- [Requirements]: Copy every line that contains the string "Балансы" from the entries below.
================================
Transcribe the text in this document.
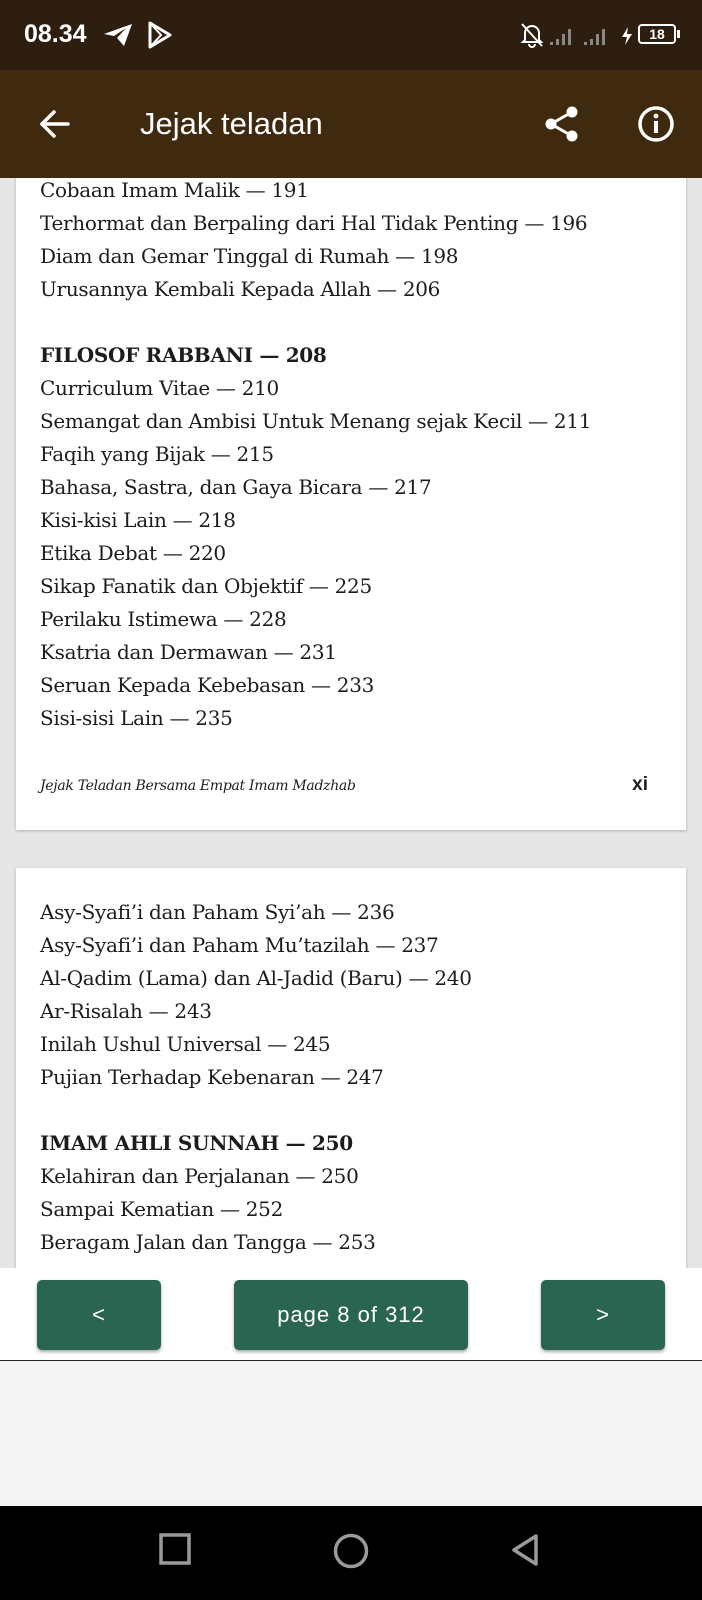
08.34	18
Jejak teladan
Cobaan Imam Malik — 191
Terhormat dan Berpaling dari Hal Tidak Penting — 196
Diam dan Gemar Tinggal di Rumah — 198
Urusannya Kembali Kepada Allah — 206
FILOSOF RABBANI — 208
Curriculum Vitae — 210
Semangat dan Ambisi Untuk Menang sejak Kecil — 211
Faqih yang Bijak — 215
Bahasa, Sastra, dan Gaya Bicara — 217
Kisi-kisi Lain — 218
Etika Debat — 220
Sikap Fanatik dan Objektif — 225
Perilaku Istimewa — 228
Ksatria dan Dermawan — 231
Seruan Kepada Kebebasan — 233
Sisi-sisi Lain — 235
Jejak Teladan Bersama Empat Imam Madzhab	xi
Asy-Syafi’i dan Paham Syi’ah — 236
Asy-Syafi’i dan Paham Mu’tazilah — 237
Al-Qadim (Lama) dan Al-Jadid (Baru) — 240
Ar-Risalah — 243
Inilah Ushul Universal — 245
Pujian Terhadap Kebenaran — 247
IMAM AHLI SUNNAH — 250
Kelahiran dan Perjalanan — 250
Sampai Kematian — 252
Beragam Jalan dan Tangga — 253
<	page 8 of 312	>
================================
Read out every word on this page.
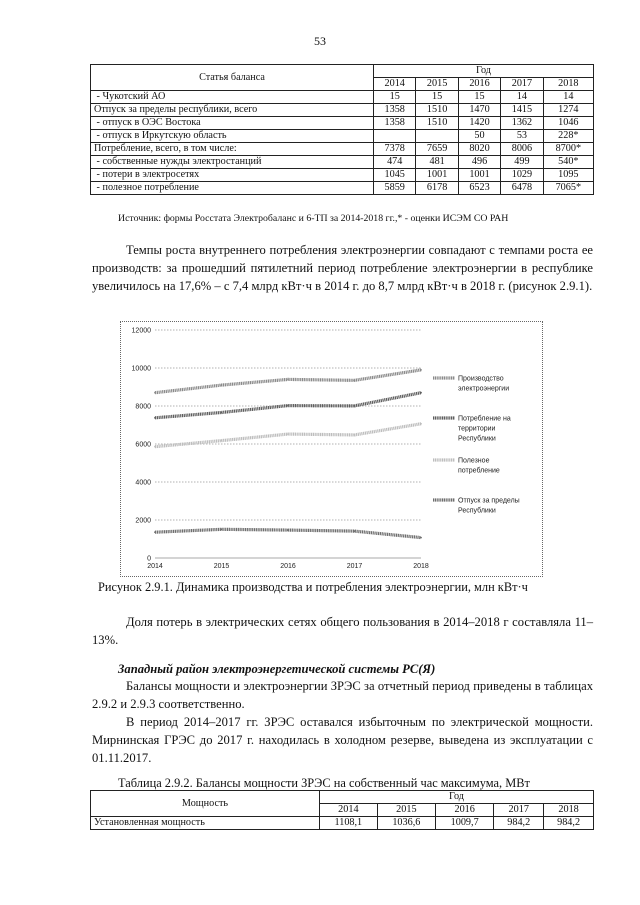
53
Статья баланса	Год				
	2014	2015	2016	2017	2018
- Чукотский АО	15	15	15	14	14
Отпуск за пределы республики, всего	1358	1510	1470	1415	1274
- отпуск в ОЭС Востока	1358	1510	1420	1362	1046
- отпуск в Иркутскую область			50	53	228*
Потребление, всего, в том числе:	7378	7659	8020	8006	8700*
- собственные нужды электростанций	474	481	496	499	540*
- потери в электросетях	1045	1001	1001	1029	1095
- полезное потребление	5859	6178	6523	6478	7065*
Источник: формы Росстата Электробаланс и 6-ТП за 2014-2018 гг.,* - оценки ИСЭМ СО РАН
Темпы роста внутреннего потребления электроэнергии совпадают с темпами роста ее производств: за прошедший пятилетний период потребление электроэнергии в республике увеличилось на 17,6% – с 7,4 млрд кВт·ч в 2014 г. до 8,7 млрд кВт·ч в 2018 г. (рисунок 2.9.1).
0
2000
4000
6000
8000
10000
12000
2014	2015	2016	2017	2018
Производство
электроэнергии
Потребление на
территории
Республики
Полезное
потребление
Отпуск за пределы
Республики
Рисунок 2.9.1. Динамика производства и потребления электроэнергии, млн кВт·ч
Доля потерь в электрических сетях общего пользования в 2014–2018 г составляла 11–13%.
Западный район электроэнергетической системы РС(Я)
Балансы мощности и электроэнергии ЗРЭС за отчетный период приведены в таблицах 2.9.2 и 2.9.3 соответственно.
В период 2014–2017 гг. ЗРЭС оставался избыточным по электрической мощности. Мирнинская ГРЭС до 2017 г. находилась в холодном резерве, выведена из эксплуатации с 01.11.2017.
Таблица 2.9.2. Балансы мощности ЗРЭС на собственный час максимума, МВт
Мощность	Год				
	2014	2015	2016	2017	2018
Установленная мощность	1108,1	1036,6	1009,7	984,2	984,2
================================
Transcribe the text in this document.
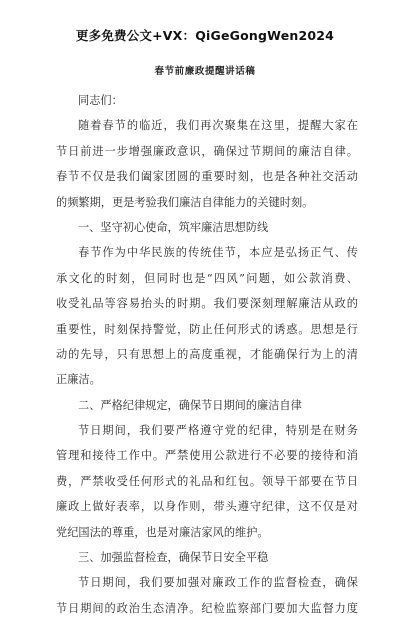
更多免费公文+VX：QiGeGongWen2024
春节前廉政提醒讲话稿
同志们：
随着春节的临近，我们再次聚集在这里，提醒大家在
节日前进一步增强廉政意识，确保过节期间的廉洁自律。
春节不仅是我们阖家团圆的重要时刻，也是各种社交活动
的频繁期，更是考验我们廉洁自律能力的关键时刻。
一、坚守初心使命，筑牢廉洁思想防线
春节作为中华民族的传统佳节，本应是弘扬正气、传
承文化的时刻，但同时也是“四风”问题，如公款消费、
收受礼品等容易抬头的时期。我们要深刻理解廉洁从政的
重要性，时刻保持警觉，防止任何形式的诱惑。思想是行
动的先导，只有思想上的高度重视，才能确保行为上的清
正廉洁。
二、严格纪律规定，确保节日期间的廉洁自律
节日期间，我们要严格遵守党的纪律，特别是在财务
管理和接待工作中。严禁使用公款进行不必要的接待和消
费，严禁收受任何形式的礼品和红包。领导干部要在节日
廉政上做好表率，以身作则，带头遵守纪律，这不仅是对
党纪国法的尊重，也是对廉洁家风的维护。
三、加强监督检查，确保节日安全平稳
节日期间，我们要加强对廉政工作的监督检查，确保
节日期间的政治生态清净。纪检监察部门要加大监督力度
================================
- [Answer in full]:
Балансы мощности и электроэнергии ЗРЭС за отчетный период приведены в таблицах 2.9.2 и 2.9.3 соответственно.
Таблица 2.9.2. Балансы мощности ЗРЭС на собственный час максимума, МВт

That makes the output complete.